Aim of the task → An exact copy of every record is needed.

** Start Data for this exercise **

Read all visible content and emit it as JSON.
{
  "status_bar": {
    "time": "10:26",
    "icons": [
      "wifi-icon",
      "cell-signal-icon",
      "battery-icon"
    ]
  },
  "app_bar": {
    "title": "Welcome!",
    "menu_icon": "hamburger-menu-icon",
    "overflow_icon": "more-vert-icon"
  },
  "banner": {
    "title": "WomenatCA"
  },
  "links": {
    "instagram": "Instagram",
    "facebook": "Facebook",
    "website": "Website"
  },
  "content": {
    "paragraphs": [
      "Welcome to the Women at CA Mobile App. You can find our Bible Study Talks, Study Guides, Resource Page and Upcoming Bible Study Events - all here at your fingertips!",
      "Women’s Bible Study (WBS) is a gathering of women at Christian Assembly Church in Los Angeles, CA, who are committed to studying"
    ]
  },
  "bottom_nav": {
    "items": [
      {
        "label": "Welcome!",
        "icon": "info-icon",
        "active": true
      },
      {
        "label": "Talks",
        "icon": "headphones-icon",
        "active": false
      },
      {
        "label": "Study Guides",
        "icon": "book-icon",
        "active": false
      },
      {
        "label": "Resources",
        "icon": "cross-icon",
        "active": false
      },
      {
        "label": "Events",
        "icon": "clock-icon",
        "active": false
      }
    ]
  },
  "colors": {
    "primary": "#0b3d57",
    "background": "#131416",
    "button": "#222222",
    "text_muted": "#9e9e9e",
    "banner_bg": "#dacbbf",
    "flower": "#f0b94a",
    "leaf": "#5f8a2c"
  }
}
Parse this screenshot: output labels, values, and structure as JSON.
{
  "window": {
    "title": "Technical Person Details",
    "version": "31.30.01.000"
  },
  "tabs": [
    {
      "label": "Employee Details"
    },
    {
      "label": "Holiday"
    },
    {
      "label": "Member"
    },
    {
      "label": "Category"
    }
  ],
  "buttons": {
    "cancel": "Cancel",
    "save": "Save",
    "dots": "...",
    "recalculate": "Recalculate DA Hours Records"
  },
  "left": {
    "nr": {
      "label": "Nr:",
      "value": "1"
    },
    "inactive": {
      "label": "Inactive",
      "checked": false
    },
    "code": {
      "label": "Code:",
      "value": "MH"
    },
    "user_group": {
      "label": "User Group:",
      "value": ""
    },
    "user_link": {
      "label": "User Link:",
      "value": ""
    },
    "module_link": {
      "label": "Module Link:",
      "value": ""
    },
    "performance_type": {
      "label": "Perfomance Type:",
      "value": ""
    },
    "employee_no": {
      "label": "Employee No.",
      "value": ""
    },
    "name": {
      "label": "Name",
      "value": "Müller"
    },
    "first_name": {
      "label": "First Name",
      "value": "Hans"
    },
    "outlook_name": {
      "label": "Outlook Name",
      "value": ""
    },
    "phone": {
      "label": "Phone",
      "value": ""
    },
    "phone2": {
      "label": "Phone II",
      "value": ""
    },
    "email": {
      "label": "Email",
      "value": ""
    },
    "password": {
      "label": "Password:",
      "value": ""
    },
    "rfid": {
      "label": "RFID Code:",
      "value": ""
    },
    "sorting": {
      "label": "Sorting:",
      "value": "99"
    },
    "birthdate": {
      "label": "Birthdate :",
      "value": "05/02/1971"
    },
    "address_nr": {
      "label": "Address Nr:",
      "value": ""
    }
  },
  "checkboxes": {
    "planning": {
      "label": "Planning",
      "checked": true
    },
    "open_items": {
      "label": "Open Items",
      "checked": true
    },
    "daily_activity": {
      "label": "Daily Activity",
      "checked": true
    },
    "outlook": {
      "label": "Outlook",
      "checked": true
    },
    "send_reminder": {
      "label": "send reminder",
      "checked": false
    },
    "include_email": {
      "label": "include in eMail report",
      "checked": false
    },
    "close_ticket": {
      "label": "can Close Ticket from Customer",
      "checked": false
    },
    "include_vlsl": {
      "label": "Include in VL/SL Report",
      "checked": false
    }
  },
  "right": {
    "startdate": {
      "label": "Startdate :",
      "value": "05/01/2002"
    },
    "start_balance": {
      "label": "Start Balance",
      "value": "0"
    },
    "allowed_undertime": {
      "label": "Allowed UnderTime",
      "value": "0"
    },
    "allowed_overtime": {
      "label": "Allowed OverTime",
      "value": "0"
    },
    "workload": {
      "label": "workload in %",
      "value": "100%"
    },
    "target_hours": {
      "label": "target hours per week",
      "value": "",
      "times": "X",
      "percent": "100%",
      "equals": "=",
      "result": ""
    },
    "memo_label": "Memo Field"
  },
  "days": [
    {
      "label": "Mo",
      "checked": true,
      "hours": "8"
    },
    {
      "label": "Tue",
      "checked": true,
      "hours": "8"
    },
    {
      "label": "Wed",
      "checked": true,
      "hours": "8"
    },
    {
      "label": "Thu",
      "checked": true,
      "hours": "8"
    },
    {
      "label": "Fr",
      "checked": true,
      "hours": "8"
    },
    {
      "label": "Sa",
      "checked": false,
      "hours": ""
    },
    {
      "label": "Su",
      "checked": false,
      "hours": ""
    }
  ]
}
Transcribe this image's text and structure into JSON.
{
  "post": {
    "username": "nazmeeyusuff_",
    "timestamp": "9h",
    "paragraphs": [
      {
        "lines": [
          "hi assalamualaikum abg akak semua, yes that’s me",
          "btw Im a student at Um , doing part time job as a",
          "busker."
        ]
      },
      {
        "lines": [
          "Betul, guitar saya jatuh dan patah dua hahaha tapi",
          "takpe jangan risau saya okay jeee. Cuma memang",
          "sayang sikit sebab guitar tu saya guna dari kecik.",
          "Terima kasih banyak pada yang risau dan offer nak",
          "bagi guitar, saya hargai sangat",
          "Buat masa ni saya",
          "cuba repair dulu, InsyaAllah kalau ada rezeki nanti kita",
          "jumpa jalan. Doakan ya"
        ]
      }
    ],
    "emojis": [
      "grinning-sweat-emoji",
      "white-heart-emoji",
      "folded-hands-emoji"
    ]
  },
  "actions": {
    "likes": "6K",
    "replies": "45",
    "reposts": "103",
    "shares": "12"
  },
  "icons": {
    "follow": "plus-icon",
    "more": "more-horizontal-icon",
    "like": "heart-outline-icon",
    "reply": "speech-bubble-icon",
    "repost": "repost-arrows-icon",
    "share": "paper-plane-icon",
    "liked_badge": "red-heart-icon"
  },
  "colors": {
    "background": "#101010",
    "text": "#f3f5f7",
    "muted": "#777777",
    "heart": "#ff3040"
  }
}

** End Data for this exercise **

Task answer →
Read all visible content and emit it as JSON.
{
  "status_bar": {
    "time": "10:26",
    "icons": [
      "wifi-icon",
      "cell-signal-icon",
      "battery-icon"
    ]
  },
  "app_bar": {
    "title": "Welcome!",
    "menu_icon": "hamburger-menu-icon",
    "overflow_icon": "more-vert-icon"
  },
  "banner": {
    "title": "WomenatCA"
  },
  "links": {
    "instagram": "Instagram",
    "facebook": "Facebook",
    "website": "Website"
  },
  "content": {
    "paragraphs": [
      "Welcome to the Women at CA Mobile App. You can find our Bible Study Talks, Study Guides, Resource Page and Upcoming Bible Study Events - all here at your fingertips!",
      "Women’s Bible Study (WBS) is a gathering of women at Christian Assembly Church in Los Angeles, CA, who are committed to studying"
    ]
  },
  "bottom_nav": {
    "items": [
      {
        "label": "Welcome!",
        "icon": "info-icon",
        "active": true
      },
      {
        "label": "Talks",
        "icon": "headphones-icon",
        "active": false
      },
      {
        "label": "Study Guides",
        "icon": "book-icon",
        "active": false
      },
      {
        "label": "Resources",
        "icon": "cross-icon",
        "active": false
      },
      {
        "label": "Events",
        "icon": "clock-icon",
        "active": false
      }
    ]
  },
  "colors": {
    "primary": "#0b3d57",
    "background": "#131416",
    "button": "#222222",
    "text_muted": "#9e9e9e",
    "banner_bg": "#dacbbf",
    "flower": "#f0b94a",
    "leaf": "#5f8a2c"
  }
}
Parse this screenshot: output labels, values, and structure as JSON.
{
  "window": {
    "title": "Technical Person Details",
    "version": "31.30.01.000"
  },
  "tabs": [
    {
      "label": "Employee Details"
    },
    {
      "label": "Holiday"
    },
    {
      "label": "Member"
    },
    {
      "label": "Category"
    }
  ],
  "buttons": {
    "cancel": "Cancel",
    "save": "Save",
    "dots": "...",
    "recalculate": "Recalculate DA Hours Records"
  },
  "left": {
    "nr": {
      "label": "Nr:",
      "value": "1"
    },
    "inactive": {
      "label": "Inactive",
      "checked": false
    },
    "code": {
      "label": "Code:",
      "value": "MH"
    },
    "user_group": {
      "label": "User Group:",
      "value": ""
    },
    "user_link": {
      "label": "User Link:",
      "value": ""
    },
    "module_link": {
      "label": "Module Link:",
      "value": ""
    },
    "performance_type": {
      "label": "Perfomance Type:",
      "value": ""
    },
    "employee_no": {
      "label": "Employee No.",
      "value": ""
    },
    "name": {
      "label": "Name",
      "value": "Müller"
    },
    "first_name": {
      "label": "First Name",
      "value": "Hans"
    },
    "outlook_name": {
      "label": "Outlook Name",
      "value": ""
    },
    "phone": {
      "label": "Phone",
      "value": ""
    },
    "phone2": {
      "label": "Phone II",
      "value": ""
    },
    "email": {
      "label": "Email",
      "value": ""
    },
    "password": {
      "label": "Password:",
      "value": ""
    },
    "rfid": {
      "label": "RFID Code:",
      "value": ""
    },
    "sorting": {
      "label": "Sorting:",
      "value": "99"
    },
    "birthdate": {
      "label": "Birthdate :",
      "value": "05/02/1971"
    },
    "address_nr": {
      "label": "Address Nr:",
      "value": ""
    }
  },
  "checkboxes": {
    "planning": {
      "label": "Planning",
      "checked": true
    },
    "open_items": {
      "label": "Open Items",
      "checked": true
    },
    "daily_activity": {
      "label": "Daily Activity",
      "checked": true
    },
    "outlook": {
      "label": "Outlook",
      "checked": true
    },
    "send_reminder": {
      "label": "send reminder",
      "checked": false
    },
    "include_email": {
      "label": "include in eMail report",
      "checked": false
    },
    "close_ticket": {
      "label": "can Close Ticket from Customer",
      "checked": false
    },
    "include_vlsl": {
      "label": "Include in VL/SL Report",
      "checked": false
    }
  },
  "right": {
    "startdate": {
      "label": "Startdate :",
      "value": "05/01/2002"
    },
    "start_balance": {
      "label": "Start Balance",
      "value": "0"
    },
    "allowed_undertime": {
      "label": "Allowed UnderTime",
      "value": "0"
    },
    "allowed_overtime": {
      "label": "Allowed OverTime",
      "value": "0"
    },
    "workload": {
      "label": "workload in %",
      "value": "100%"
    },
    "target_hours": {
      "label": "target hours per week",
      "value": "",
      "times": "X",
      "percent": "100%",
      "equals": "=",
      "result": ""
    },
    "memo_label": "Memo Field"
  },
  "days": [
    {
      "label": "Mo",
      "checked": true,
      "hours": "8"
    },
    {
      "label": "Tue",
      "checked": true,
      "hours": "8"
    },
    {
      "label": "Wed",
      "checked": true,
      "hours": "8"
    },
    {
      "label": "Thu",
      "checked": true,
      "hours": "8"
    },
    {
      "label": "Fr",
      "checked": true,
      "hours": "8"
    },
    {
      "label": "Sa",
      "checked": false,
      "hours": ""
    },
    {
      "label": "Su",
      "checked": false,
      "hours": ""
    }
  ]
}
Transcribe this image's text and structure into JSON.
{
  "post": {
    "username": "nazmeeyusuff_",
    "timestamp": "9h",
    "paragraphs": [
      {
        "lines": [
          "hi assalamualaikum abg akak semua, yes that’s me",
          "btw Im a student at Um , doing part time job as a",
          "busker."
        ]
      },
      {
        "lines": [
          "Betul, guitar saya jatuh dan patah dua hahaha tapi",
          "takpe jangan risau saya okay jeee. Cuma memang",
          "sayang sikit sebab guitar tu saya guna dari kecik.",
          "Terima kasih banyak pada yang risau dan offer nak",
          "bagi guitar, saya hargai sangat",
          "Buat masa ni saya",
          "cuba repair dulu, InsyaAllah kalau ada rezeki nanti kita",
          "jumpa jalan. Doakan ya"
        ]
      }
    ],
    "emojis": [
      "grinning-sweat-emoji",
      "white-heart-emoji",
      "folded-hands-emoji"
    ]
  },
  "actions": {
    "likes": "6K",
    "replies": "45",
    "reposts": "103",
    "shares": "12"
  },
  "icons": {
    "follow": "plus-icon",
    "more": "more-horizontal-icon",
    "like": "heart-outline-icon",
    "reply": "speech-bubble-icon",
    "repost": "repost-arrows-icon",
    "share": "paper-plane-icon",
    "liked_badge": "red-heart-icon"
  },
  "colors": {
    "background": "#101010",
    "text": "#f3f5f7",
    "muted": "#777777",
    "heart": "#ff3040"
  }
}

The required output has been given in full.